__WHAT YOU NEED TO DO__. The listing below should be written out exactly; please include all of it.

Records that describe figures:
········

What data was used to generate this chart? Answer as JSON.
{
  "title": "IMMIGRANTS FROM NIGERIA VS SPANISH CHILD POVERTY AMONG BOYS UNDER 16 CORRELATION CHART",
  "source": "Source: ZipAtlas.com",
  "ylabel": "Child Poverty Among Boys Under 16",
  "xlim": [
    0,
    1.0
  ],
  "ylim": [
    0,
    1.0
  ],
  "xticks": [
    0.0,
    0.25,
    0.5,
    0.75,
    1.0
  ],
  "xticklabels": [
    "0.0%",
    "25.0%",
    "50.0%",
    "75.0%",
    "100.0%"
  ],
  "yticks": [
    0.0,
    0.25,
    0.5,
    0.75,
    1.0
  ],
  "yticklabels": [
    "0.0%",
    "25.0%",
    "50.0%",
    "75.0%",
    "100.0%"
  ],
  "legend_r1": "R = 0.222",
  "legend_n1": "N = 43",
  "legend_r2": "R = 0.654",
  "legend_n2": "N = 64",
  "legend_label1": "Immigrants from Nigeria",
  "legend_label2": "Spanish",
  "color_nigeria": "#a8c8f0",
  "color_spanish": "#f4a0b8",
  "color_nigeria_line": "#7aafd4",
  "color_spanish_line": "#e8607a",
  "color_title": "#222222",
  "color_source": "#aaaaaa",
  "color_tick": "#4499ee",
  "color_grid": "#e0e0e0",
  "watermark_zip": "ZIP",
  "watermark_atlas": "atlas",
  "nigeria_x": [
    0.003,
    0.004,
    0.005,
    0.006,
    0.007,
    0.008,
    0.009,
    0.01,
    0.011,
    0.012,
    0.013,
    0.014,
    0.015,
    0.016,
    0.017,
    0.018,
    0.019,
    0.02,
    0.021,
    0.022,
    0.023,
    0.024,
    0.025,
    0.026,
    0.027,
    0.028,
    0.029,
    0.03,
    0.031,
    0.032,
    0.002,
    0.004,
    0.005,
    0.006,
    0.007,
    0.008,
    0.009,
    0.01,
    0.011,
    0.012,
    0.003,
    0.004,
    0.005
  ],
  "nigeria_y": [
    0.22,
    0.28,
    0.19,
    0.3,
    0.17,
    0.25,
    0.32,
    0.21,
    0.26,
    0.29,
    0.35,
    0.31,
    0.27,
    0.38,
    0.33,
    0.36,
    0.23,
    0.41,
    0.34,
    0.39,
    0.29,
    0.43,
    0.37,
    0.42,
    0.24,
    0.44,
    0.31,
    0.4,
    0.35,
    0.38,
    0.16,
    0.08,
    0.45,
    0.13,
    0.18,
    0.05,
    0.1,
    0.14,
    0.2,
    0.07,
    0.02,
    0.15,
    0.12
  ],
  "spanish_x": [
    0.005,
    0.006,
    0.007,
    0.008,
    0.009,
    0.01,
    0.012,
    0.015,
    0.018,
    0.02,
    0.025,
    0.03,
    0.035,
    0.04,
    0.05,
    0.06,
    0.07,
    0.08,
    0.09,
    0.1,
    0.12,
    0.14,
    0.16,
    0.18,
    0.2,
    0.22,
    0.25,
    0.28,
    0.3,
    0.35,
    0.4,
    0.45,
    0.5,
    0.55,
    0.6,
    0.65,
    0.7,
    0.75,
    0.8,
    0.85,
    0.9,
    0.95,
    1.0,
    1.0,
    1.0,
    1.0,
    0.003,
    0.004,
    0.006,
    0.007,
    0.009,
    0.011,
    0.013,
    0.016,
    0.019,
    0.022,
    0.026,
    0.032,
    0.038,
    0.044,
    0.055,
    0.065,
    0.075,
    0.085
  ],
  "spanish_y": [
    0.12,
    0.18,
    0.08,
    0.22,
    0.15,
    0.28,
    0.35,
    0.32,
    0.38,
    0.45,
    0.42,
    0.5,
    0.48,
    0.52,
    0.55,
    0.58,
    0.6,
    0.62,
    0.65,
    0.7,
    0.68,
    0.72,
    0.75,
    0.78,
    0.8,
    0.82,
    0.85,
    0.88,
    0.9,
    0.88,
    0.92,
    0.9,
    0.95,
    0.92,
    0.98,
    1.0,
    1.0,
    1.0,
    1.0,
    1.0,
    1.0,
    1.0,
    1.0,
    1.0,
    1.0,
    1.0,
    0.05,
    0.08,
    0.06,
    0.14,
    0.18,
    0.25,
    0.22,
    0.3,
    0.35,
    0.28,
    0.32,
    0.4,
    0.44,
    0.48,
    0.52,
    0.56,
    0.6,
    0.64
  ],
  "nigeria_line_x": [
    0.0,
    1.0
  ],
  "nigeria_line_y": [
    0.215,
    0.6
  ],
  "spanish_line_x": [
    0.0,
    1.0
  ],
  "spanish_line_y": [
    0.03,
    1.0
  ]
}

········

__SOLUTION TO THIS TASK__.
What data was used to generate this chart? Answer as JSON.
{
  "title": "IMMIGRANTS FROM NIGERIA VS SPANISH CHILD POVERTY AMONG BOYS UNDER 16 CORRELATION CHART",
  "source": "Source: ZipAtlas.com",
  "ylabel": "Child Poverty Among Boys Under 16",
  "xlim": [
    0,
    1.0
  ],
  "ylim": [
    0,
    1.0
  ],
  "xticks": [
    0.0,
    0.25,
    0.5,
    0.75,
    1.0
  ],
  "xticklabels": [
    "0.0%",
    "25.0%",
    "50.0%",
    "75.0%",
    "100.0%"
  ],
  "yticks": [
    0.0,
    0.25,
    0.5,
    0.75,
    1.0
  ],
  "yticklabels": [
    "0.0%",
    "25.0%",
    "50.0%",
    "75.0%",
    "100.0%"
  ],
  "legend_r1": "R = 0.222",
  "legend_n1": "N = 43",
  "legend_r2": "R = 0.654",
  "legend_n2": "N = 64",
  "legend_label1": "Immigrants from Nigeria",
  "legend_label2": "Spanish",
  "color_nigeria": "#a8c8f0",
  "color_spanish": "#f4a0b8",
  "color_nigeria_line": "#7aafd4",
  "color_spanish_line": "#e8607a",
  "color_title": "#222222",
  "color_source": "#aaaaaa",
  "color_tick": "#4499ee",
  "color_grid": "#e0e0e0",
  "watermark_zip": "ZIP",
  "watermark_atlas": "atlas",
  "nigeria_x": [
    0.003,
    0.004,
    0.005,
    0.006,
    0.007,
    0.008,
    0.009,
    0.01,
    0.011,
    0.012,
    0.013,
    0.014,
    0.015,
    0.016,
    0.017,
    0.018,
    0.019,
    0.02,
    0.021,
    0.022,
    0.023,
    0.024,
    0.025,
    0.026,
    0.027,
    0.028,
    0.029,
    0.03,
    0.031,
    0.032,
    0.002,
    0.004,
    0.005,
    0.006,
    0.007,
    0.008,
    0.009,
    0.01,
    0.011,
    0.012,
    0.003,
    0.004,
    0.005
  ],
  "nigeria_y": [
    0.22,
    0.28,
    0.19,
    0.3,
    0.17,
    0.25,
    0.32,
    0.21,
    0.26,
    0.29,
    0.35,
    0.31,
    0.27,
    0.38,
    0.33,
    0.36,
    0.23,
    0.41,
    0.34,
    0.39,
    0.29,
    0.43,
    0.37,
    0.42,
    0.24,
    0.44,
    0.31,
    0.4,
    0.35,
    0.38,
    0.16,
    0.08,
    0.45,
    0.13,
    0.18,
    0.05,
    0.1,
    0.14,
    0.2,
    0.07,
    0.02,
    0.15,
    0.12
  ],
  "spanish_x": [
    0.005,
    0.006,
    0.007,
    0.008,
    0.009,
    0.01,
    0.012,
    0.015,
    0.018,
    0.02,
    0.025,
    0.03,
    0.035,
    0.04,
    0.05,
    0.06,
    0.07,
    0.08,
    0.09,
    0.1,
    0.12,
    0.14,
    0.16,
    0.18,
    0.2,
    0.22,
    0.25,
    0.28,
    0.3,
    0.35,
    0.4,
    0.45,
    0.5,
    0.55,
    0.6,
    0.65,
    0.7,
    0.75,
    0.8,
    0.85,
    0.9,
    0.95,
    1.0,
    1.0,
    1.0,
    1.0,
    0.003,
    0.004,
    0.006,
    0.007,
    0.009,
    0.011,
    0.013,
    0.016,
    0.019,
    0.022,
    0.026,
    0.032,
    0.038,
    0.044,
    0.055,
    0.065,
    0.075,
    0.085
  ],
  "spanish_y": [
    0.12,
    0.18,
    0.08,
    0.22,
    0.15,
    0.28,
    0.35,
    0.32,
    0.38,
    0.45,
    0.42,
    0.5,
    0.48,
    0.52,
    0.55,
    0.58,
    0.6,
    0.62,
    0.65,
    0.7,
    0.68,
    0.72,
    0.75,
    0.78,
    0.8,
    0.82,
    0.85,
    0.88,
    0.9,
    0.88,
    0.92,
    0.9,
    0.95,
    0.92,
    0.98,
    1.0,
    1.0,
    1.0,
    1.0,
    1.0,
    1.0,
    1.0,
    1.0,
    1.0,
    1.0,
    1.0,
    0.05,
    0.08,
    0.06,
    0.14,
    0.18,
    0.25,
    0.22,
    0.3,
    0.35,
    0.28,
    0.32,
    0.4,
    0.44,
    0.48,
    0.52,
    0.56,
    0.6,
    0.64
  ],
  "nigeria_line_x": [
    0.0,
    1.0
  ],
  "nigeria_line_y": [
    0.215,
    0.6
  ],
  "spanish_line_x": [
    0.0,
    1.0
  ],
  "spanish_line_y": [
    0.03,
    1.0
  ]
}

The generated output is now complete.